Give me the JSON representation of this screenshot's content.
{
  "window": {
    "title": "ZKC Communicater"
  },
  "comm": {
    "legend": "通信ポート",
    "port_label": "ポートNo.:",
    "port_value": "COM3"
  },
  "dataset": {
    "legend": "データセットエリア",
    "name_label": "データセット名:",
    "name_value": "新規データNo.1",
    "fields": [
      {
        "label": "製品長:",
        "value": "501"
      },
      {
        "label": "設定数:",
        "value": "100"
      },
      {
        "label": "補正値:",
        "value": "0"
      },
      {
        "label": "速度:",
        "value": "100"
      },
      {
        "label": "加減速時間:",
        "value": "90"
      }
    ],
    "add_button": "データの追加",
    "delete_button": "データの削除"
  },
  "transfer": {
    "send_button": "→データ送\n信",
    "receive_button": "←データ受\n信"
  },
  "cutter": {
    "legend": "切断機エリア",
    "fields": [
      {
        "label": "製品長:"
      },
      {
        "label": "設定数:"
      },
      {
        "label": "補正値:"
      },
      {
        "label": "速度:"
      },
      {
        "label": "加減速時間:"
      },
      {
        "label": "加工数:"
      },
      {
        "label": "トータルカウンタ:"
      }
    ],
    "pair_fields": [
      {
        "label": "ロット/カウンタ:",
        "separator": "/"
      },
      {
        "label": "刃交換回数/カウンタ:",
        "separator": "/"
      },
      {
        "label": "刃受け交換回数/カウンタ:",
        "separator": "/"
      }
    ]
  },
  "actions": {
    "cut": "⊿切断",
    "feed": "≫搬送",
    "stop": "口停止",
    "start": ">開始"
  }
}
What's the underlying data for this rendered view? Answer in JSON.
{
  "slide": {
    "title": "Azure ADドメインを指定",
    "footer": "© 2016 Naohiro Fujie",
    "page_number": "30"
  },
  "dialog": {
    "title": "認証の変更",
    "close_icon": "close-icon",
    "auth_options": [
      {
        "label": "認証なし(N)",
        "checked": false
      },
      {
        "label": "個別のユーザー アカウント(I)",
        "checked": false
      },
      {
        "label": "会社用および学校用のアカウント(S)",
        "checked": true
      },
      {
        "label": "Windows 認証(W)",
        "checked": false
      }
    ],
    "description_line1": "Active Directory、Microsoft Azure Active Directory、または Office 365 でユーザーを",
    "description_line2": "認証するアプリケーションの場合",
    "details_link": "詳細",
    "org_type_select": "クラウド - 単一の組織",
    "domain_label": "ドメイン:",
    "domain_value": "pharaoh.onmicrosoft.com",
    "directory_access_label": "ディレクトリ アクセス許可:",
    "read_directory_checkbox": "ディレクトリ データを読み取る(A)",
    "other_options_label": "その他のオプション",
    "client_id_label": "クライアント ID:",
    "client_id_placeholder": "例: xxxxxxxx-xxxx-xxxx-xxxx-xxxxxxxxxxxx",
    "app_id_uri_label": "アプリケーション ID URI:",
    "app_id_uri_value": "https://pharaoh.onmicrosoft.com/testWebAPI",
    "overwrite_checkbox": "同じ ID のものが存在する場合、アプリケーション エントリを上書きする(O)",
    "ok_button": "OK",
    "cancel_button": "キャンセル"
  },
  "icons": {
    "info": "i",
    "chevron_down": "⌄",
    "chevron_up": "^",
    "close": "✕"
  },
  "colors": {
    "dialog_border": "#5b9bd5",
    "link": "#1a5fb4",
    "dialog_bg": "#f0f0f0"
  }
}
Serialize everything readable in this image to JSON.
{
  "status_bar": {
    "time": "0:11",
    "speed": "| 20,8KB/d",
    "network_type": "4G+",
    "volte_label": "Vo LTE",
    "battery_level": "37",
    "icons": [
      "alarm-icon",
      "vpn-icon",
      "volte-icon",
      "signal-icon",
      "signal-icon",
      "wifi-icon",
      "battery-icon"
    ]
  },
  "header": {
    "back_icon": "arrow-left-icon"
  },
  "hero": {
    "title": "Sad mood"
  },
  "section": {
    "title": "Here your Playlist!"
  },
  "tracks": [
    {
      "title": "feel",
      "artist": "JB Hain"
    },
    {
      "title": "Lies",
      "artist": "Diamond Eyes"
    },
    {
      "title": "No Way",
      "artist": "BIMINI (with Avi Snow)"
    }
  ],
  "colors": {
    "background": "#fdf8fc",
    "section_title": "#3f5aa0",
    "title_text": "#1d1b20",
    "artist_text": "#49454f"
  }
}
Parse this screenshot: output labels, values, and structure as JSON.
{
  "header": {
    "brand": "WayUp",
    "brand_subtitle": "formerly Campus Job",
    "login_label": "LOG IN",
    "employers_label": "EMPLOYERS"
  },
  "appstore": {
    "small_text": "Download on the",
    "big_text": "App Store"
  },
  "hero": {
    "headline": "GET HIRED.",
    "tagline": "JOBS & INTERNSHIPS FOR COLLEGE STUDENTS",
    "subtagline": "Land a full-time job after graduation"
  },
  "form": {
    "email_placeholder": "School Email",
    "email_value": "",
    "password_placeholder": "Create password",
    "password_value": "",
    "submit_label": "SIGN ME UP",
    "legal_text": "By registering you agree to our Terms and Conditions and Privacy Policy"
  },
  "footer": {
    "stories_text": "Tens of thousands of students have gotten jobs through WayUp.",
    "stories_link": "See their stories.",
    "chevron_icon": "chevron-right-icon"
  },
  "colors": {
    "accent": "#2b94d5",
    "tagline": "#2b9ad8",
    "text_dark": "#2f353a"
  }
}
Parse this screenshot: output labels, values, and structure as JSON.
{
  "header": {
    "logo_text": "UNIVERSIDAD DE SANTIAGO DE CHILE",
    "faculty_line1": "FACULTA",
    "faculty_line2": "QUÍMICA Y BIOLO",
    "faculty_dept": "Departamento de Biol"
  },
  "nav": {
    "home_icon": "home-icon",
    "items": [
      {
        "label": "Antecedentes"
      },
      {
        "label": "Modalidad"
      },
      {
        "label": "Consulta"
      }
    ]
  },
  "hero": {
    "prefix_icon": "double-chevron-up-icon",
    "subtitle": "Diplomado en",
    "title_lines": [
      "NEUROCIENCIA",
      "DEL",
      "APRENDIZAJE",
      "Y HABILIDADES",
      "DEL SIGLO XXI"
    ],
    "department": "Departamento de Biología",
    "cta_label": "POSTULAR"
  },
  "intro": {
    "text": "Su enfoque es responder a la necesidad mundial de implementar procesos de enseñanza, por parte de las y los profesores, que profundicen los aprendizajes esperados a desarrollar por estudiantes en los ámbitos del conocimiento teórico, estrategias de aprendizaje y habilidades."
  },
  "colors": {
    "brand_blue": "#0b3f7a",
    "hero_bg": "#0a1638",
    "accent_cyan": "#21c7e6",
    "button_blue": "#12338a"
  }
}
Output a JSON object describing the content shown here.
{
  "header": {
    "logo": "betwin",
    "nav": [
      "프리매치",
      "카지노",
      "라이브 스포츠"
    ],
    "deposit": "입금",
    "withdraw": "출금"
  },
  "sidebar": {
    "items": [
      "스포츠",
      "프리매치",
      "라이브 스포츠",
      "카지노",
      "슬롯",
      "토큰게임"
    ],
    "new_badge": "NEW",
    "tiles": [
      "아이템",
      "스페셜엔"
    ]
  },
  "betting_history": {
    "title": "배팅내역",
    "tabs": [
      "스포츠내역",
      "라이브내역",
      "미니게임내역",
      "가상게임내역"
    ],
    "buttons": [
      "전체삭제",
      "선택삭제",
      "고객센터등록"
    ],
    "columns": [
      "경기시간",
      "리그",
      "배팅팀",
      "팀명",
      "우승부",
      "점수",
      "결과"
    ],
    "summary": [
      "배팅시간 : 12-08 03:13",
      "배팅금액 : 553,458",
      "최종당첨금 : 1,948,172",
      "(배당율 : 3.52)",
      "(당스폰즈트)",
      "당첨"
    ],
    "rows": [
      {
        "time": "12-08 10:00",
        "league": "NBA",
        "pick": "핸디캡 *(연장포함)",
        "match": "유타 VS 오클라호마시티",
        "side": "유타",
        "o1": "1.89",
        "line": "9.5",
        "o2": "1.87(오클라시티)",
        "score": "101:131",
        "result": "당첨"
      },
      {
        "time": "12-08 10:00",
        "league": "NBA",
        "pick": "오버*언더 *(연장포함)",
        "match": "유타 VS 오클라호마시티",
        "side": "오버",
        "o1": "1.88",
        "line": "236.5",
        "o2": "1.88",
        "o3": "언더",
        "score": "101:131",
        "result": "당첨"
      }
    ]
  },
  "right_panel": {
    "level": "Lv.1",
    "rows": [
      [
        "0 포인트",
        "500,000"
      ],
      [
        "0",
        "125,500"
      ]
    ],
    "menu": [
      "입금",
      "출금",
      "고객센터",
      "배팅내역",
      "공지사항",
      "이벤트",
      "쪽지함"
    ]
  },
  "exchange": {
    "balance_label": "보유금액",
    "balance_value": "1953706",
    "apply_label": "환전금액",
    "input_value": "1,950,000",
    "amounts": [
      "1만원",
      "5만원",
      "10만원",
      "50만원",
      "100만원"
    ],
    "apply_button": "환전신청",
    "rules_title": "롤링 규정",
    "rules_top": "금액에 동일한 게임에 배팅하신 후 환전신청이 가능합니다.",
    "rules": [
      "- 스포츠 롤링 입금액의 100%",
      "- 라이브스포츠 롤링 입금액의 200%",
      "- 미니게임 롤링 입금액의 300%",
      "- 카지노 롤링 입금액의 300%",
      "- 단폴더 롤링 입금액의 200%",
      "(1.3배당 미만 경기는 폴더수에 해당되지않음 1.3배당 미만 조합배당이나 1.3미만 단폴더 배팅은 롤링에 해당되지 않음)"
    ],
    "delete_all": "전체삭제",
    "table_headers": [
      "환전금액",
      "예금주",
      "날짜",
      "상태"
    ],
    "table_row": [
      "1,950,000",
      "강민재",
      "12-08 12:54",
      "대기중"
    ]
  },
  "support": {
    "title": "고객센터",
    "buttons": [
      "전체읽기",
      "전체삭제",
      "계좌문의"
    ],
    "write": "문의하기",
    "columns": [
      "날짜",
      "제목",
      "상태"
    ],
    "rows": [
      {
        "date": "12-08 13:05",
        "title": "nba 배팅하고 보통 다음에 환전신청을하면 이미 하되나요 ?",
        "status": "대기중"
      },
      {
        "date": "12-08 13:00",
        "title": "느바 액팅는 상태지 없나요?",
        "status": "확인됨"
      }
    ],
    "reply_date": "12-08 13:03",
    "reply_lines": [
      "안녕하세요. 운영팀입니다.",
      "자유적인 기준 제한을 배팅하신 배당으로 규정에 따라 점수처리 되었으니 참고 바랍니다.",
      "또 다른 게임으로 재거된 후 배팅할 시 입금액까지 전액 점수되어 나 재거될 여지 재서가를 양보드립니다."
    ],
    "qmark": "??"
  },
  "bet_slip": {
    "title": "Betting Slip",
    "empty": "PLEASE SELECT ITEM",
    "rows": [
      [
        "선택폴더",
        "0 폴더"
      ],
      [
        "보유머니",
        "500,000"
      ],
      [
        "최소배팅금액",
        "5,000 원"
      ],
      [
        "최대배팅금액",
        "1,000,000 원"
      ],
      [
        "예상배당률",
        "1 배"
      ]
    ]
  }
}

Short task: Identify and extract each line of the listing that contains "onmicrosoft".

Answer to this exercise:
    "domain_value": "pharaoh.onmicrosoft.com",
    "app_id_uri_value": "https://pharaoh.onmicrosoft.com/testWebAPI",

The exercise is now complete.